ACTION ITEM
Please copy the stretch of the Frame navigation text from "private void btnBack_Click(object" through "throw an exception.", renaming "ContentFrame" to "MainFrame" at every occurrence.

DOCUMENT PASSAGE
☆ ☆ ☆ ☆ ☆ ☆ ☆

More Fun With Frames

One other very interesting thing about the Frame control is that not only can you tell it to navigate to various pages, but that it remembers its navigation history.  We could then tap into that history and tell the Frame to navigate forward or backward through its history.  For example, I could add a couple of buttons, label them Forward and Back and then add the following code behind.

    private void btnBack_Click(object sender, RoutedEventArgs e)
    {
        if (ContentFrame.CanGoBack)
            ContentFrame.GoBack();
    }

    private void btnForward_Click(object sender, RoutedEventArgs e)
    {
        if (ContentFrame.CanGoForward)
            ContentFrame.GoForward();
    }

We check the CanGoBack and CanGoForward properties before navigating, because if you try to navigate past either the beginning or end of the history, Silverlight will throw an exception.

Even better, the Frame’s navigation history is automatically integrated to the web browser’s history itself (the journal), using the JournalOwnership property.

You can prove this to yourself by running the application generated by the wizard, clicking on the home and about buttons several times and then using the browser’s Back button to see that you can navigate through the pages that you’ve just visited.

This is actually pretty important.  One of the drawbacks of implementing a Rich Internet Application in a black-box technology like Flash is that if you’re navigating between pages, the user loses the ability to use the browser’s navigation buttons to move back/forward through these pages.  Using a Silverlight Frame control addresses this because it ties directly in with the browser’s navigation history.

☆ ☆ ☆ ☆ ☆ ☆ ☆

[Dataset entries]
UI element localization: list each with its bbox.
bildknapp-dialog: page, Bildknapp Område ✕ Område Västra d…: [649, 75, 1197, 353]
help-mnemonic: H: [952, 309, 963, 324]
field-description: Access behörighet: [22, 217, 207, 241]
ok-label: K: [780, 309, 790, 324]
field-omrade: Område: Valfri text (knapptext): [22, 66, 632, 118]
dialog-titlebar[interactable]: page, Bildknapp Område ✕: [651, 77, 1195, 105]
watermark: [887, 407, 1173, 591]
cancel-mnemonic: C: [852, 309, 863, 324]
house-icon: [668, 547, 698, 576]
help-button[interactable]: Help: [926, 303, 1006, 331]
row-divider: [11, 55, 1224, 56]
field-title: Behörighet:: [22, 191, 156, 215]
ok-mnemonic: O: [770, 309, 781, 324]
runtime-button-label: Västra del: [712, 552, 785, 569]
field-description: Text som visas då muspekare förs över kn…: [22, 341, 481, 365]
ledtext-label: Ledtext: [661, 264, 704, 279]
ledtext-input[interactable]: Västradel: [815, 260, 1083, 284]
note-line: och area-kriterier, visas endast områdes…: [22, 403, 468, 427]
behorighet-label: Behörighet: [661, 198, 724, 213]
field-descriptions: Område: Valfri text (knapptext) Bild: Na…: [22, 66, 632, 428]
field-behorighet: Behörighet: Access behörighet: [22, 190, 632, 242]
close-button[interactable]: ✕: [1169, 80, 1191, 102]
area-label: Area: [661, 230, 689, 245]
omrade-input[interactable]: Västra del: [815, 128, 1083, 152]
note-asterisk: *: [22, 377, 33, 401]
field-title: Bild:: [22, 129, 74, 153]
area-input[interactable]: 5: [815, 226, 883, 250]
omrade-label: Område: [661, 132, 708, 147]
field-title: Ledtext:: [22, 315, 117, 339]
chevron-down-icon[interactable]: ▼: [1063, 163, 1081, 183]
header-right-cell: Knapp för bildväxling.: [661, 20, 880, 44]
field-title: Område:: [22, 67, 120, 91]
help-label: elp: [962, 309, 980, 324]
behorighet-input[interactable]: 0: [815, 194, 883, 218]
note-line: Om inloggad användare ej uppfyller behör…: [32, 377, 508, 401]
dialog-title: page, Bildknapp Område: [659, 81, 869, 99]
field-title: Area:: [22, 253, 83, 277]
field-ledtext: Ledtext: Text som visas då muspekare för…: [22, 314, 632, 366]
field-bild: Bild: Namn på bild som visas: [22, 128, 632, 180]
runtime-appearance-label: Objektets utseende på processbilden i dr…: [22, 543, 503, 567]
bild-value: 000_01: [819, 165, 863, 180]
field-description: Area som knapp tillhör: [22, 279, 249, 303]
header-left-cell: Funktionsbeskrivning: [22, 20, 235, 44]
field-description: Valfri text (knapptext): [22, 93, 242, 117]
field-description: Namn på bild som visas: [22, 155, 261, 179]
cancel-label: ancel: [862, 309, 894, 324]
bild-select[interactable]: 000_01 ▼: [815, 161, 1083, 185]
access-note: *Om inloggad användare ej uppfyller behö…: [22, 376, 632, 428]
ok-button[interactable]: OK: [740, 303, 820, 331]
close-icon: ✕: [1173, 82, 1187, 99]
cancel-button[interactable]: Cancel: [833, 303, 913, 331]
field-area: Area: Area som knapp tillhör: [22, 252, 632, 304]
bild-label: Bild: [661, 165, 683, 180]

☆ ☆ ☆ ☆ ☆ ☆ ☆

SOLUTION
private void btnBack_Click(object sender, RoutedEventArgs e)
    {
        if (MainFrame.CanGoBack)
            MainFrame.GoBack();
    }

    private void btnForward_Click(object sender, RoutedEventArgs e)
    {
        if (MainFrame.CanGoForward)
            MainFrame.GoForward();
    }

We check the CanGoBack and CanGoForward properties before navigating, because if you try to navigate past either the beginning or end of the history, Silverlight will throw an exception.